How many lines of the entries below include the word "loading"? Answer with the number alone.

- - -

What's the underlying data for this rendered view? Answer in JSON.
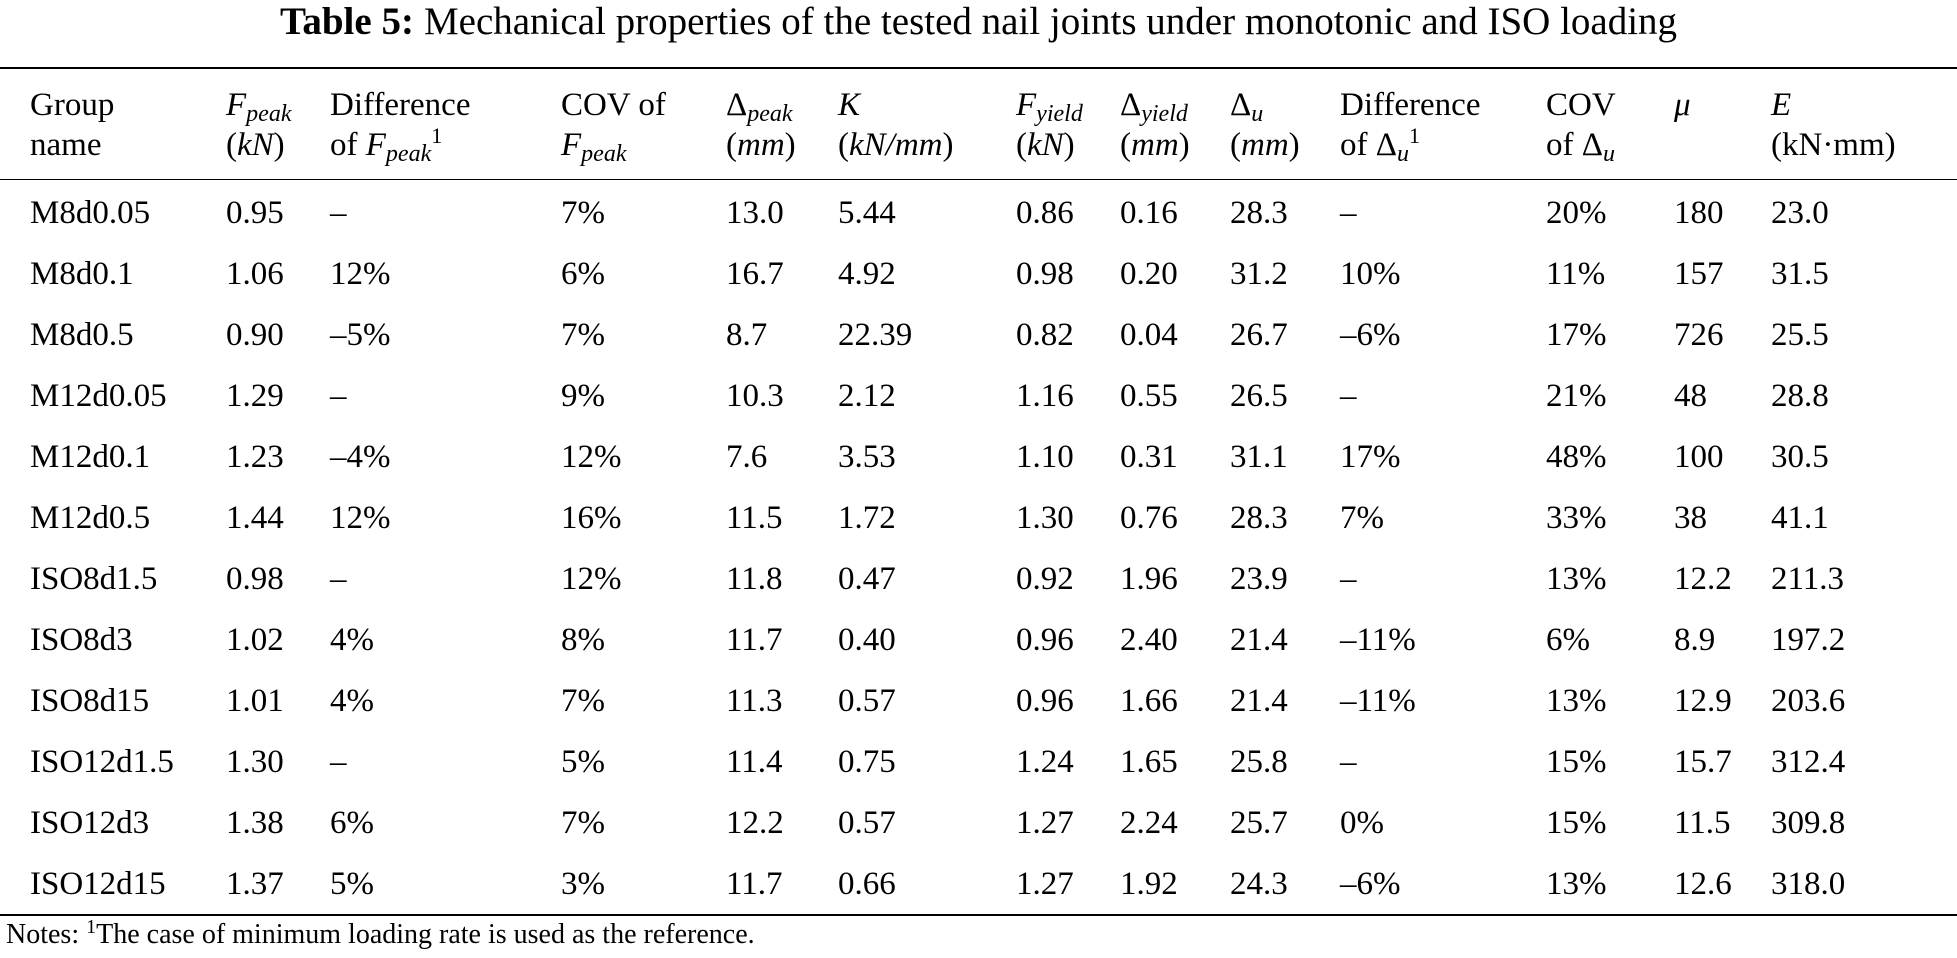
{
  "caption": {
    "label": "Table 5:",
    "text": "Mechanical properties of the tested nail joints under monotonic and ISO loading"
  },
  "headers": {
    "group": {
      "line1": "Group",
      "line2": "name"
    },
    "fpeak": {
      "sym": "F",
      "sub": "peak",
      "unit": "kN"
    },
    "diff_fpeak": {
      "line1": "Difference",
      "pre": "of ",
      "sym": "F",
      "sub": "peak",
      "sup": "1"
    },
    "cov_fpeak": {
      "line1": "COV of",
      "sym": "F",
      "sub": "peak"
    },
    "dpeak": {
      "sym": "Δ",
      "sub": "peak",
      "unit": "mm"
    },
    "k": {
      "sym": "K",
      "unit": "kN/mm"
    },
    "fyield": {
      "sym": "F",
      "sub": "yield",
      "unit": "kN"
    },
    "dyield": {
      "sym": "Δ",
      "sub": "yield",
      "unit": "mm"
    },
    "du": {
      "sym": "Δ",
      "sub": "u",
      "unit": "mm"
    },
    "diff_du": {
      "line1": "Difference",
      "pre": "of ",
      "sym": "Δ",
      "sub": "u",
      "sup": "1"
    },
    "cov_du": {
      "line1": "COV",
      "pre": "of ",
      "sym": "Δ",
      "sub": "u"
    },
    "mu": {
      "sym": "μ"
    },
    "e": {
      "sym": "E",
      "unit": "(kN·mm)"
    }
  },
  "rows": [
    [
      "M8d0.05",
      "0.95",
      "–",
      "7%",
      "13.0",
      "5.44",
      "0.86",
      "0.16",
      "28.3",
      "–",
      "20%",
      "180",
      "23.0"
    ],
    [
      "M8d0.1",
      "1.06",
      "12%",
      "6%",
      "16.7",
      "4.92",
      "0.98",
      "0.20",
      "31.2",
      "10%",
      "11%",
      "157",
      "31.5"
    ],
    [
      "M8d0.5",
      "0.90",
      "–5%",
      "7%",
      "8.7",
      "22.39",
      "0.82",
      "0.04",
      "26.7",
      "–6%",
      "17%",
      "726",
      "25.5"
    ],
    [
      "M12d0.05",
      "1.29",
      "–",
      "9%",
      "10.3",
      "2.12",
      "1.16",
      "0.55",
      "26.5",
      "–",
      "21%",
      "48",
      "28.8"
    ],
    [
      "M12d0.1",
      "1.23",
      "–4%",
      "12%",
      "7.6",
      "3.53",
      "1.10",
      "0.31",
      "31.1",
      "17%",
      "48%",
      "100",
      "30.5"
    ],
    [
      "M12d0.5",
      "1.44",
      "12%",
      "16%",
      "11.5",
      "1.72",
      "1.30",
      "0.76",
      "28.3",
      "7%",
      "33%",
      "38",
      "41.1"
    ],
    [
      "ISO8d1.5",
      "0.98",
      "–",
      "12%",
      "11.8",
      "0.47",
      "0.92",
      "1.96",
      "23.9",
      "–",
      "13%",
      "12.2",
      "211.3"
    ],
    [
      "ISO8d3",
      "1.02",
      "4%",
      "8%",
      "11.7",
      "0.40",
      "0.96",
      "2.40",
      "21.4",
      "–11%",
      "6%",
      "8.9",
      "197.2"
    ],
    [
      "ISO8d15",
      "1.01",
      "4%",
      "7%",
      "11.3",
      "0.57",
      "0.96",
      "1.66",
      "21.4",
      "–11%",
      "13%",
      "12.9",
      "203.6"
    ],
    [
      "ISO12d1.5",
      "1.30",
      "–",
      "5%",
      "11.4",
      "0.75",
      "1.24",
      "1.65",
      "25.8",
      "–",
      "15%",
      "15.7",
      "312.4"
    ],
    [
      "ISO12d3",
      "1.38",
      "6%",
      "7%",
      "12.2",
      "0.57",
      "1.27",
      "2.24",
      "25.7",
      "0%",
      "15%",
      "11.5",
      "309.8"
    ],
    [
      "ISO12d15",
      "1.37",
      "5%",
      "3%",
      "11.7",
      "0.66",
      "1.27",
      "1.92",
      "24.3",
      "–6%",
      "13%",
      "12.6",
      "318.0"
    ]
  ],
  "notes": {
    "prefix": "Notes: ",
    "sup": "1",
    "text": "The case of minimum loading rate is used as the reference."
  }
}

- - -

● EXERCISE ANSWER
2